**EXERCISE DETAILS:** Pull every line containing the word "Matched" from the records.

**STORED RECORDS:**

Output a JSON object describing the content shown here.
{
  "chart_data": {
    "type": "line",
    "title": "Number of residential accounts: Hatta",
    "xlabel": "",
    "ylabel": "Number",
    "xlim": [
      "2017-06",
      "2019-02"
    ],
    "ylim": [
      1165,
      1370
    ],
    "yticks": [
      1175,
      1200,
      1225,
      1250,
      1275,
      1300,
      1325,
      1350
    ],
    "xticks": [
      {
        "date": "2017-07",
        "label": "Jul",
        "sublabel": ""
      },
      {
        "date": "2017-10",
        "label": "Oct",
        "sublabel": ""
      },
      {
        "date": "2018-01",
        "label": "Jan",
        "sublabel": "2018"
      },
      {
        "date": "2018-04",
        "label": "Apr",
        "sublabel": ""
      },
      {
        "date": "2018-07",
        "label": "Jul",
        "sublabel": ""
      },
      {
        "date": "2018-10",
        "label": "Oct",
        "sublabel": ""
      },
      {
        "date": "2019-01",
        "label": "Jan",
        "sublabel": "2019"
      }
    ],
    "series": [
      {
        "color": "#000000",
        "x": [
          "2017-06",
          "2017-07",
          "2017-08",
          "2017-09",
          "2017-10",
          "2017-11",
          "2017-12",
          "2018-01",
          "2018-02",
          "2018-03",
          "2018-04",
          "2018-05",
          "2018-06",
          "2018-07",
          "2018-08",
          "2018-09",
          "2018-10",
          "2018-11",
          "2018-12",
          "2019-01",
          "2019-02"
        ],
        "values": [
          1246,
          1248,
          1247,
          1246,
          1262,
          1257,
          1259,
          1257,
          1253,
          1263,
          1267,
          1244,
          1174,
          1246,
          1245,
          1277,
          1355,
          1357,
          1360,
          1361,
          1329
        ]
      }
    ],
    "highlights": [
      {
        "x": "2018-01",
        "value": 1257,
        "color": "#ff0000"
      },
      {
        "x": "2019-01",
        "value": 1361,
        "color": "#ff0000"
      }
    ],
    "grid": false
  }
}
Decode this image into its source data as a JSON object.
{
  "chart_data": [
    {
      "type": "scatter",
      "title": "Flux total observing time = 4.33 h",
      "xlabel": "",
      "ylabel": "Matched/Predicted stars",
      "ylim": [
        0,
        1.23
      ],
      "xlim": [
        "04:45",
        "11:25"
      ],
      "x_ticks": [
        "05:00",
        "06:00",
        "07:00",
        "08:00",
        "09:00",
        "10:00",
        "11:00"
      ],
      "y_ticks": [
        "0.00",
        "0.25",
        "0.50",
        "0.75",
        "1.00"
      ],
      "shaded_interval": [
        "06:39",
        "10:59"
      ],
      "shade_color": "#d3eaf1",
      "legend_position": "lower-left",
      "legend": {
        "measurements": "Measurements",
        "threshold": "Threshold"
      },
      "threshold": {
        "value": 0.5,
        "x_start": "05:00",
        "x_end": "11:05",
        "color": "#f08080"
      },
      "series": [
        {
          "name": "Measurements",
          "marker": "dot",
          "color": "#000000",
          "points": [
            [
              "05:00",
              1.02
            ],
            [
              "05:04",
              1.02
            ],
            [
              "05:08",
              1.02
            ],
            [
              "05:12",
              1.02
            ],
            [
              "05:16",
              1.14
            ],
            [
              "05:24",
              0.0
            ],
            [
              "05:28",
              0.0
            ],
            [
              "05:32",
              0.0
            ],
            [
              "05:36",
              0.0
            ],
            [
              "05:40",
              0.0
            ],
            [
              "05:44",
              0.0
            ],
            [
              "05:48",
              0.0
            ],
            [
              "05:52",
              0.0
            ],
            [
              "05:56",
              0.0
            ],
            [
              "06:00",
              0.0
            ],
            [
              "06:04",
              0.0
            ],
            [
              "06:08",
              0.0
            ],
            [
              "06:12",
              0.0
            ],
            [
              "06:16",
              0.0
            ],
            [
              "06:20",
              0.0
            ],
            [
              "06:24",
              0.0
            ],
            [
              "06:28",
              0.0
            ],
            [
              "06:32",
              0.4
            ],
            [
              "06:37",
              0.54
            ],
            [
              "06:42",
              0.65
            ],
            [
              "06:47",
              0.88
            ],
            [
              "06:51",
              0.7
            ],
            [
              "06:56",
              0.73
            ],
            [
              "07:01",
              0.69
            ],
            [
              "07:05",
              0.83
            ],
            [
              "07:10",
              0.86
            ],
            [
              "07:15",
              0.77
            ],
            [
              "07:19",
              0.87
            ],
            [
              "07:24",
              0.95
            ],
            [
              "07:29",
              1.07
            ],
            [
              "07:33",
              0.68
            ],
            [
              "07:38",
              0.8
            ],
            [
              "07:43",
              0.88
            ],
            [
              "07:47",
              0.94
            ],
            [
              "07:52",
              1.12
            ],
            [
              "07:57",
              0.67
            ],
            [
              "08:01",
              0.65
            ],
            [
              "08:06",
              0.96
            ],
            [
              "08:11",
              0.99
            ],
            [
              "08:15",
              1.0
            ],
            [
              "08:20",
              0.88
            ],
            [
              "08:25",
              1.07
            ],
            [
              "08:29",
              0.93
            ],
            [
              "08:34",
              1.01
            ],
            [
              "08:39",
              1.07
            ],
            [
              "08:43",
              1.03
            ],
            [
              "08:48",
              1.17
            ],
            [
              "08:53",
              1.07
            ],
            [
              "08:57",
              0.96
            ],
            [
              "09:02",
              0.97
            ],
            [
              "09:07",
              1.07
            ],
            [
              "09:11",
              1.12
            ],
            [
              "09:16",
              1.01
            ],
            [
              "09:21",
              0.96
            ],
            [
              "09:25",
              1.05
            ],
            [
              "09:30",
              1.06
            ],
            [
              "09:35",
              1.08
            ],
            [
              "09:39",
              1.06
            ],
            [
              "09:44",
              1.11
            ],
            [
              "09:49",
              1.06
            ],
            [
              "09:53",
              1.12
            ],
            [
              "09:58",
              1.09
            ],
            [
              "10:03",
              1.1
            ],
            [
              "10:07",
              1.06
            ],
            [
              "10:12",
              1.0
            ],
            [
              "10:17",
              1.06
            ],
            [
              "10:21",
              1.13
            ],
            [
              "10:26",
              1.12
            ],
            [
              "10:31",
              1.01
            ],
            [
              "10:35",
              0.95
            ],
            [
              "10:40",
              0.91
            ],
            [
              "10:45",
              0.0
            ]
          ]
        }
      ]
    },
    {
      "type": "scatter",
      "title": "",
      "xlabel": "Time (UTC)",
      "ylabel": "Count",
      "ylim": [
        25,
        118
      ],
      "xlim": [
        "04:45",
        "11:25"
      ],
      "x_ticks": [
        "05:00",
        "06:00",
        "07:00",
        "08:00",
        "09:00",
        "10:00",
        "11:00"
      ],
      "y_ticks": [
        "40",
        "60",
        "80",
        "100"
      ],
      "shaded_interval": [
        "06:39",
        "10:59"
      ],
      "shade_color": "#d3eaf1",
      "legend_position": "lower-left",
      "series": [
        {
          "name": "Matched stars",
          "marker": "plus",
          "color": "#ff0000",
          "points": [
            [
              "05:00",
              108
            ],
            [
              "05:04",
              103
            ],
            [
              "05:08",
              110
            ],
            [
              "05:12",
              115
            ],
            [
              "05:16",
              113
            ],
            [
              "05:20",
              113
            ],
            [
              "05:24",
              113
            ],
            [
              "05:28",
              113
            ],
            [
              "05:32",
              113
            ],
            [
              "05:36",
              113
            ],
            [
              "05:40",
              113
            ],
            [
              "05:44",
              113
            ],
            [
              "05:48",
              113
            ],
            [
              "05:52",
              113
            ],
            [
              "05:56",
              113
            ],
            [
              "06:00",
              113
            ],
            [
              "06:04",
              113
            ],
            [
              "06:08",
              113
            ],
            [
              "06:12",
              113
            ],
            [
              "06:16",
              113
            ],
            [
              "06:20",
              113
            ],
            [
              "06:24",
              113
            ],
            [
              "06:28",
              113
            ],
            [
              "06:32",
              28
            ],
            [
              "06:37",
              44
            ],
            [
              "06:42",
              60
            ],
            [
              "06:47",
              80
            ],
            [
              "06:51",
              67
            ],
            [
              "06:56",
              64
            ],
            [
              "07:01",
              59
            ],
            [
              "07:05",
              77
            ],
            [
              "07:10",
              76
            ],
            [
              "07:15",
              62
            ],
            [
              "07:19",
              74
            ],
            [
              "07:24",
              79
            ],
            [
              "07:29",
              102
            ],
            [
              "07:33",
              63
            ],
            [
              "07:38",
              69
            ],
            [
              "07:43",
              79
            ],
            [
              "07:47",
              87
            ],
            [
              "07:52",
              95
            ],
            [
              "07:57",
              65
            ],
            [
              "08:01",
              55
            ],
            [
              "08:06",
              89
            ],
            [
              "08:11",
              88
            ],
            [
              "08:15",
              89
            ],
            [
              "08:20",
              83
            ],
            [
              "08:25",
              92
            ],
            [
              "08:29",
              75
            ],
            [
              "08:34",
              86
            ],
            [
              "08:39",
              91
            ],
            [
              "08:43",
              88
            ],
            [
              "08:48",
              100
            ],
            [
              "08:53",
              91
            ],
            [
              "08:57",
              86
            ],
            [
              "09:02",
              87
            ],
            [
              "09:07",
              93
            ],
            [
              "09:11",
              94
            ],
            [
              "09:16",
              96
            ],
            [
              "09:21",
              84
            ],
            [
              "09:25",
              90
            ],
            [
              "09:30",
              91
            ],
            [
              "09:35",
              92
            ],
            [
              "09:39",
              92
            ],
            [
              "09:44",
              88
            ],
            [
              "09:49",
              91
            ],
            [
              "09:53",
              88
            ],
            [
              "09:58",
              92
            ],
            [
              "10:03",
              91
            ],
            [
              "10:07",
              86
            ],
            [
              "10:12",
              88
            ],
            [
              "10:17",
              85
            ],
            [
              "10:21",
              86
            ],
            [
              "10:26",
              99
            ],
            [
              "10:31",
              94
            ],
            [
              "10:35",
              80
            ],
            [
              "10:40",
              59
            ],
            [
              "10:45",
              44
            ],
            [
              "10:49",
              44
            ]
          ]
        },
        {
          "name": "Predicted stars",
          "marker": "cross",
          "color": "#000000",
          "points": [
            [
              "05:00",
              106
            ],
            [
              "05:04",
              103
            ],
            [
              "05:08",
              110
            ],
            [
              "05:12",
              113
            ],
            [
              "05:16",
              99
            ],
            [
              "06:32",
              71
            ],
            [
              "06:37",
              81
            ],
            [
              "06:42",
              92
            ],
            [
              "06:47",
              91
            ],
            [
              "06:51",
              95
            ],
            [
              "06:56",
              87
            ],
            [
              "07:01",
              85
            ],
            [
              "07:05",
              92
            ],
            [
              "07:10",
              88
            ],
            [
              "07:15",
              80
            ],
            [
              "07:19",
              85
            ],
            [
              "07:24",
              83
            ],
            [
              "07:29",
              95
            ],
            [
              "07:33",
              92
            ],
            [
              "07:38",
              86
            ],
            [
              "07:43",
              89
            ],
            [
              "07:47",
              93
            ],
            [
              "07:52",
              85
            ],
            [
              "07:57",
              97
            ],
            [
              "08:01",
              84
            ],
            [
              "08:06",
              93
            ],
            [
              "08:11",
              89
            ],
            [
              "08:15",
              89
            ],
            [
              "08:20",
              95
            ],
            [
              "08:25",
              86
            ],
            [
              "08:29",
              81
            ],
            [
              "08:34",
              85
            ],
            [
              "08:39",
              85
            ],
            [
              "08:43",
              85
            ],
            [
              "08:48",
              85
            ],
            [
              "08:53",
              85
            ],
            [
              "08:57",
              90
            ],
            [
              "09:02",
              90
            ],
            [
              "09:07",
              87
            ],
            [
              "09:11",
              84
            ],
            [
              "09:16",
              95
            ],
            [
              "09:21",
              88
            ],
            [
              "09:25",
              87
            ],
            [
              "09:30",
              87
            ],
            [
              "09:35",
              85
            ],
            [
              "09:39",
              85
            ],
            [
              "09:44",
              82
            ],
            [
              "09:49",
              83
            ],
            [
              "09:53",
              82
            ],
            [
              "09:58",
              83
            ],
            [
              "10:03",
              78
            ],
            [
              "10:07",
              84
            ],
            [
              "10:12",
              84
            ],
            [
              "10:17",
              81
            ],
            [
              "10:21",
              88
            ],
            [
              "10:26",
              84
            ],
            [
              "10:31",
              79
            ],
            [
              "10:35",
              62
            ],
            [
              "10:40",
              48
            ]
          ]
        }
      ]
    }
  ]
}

**TASK SOLUTION:**
      "ylabel": "Matched/Predicted stars",
          "name": "Matched stars",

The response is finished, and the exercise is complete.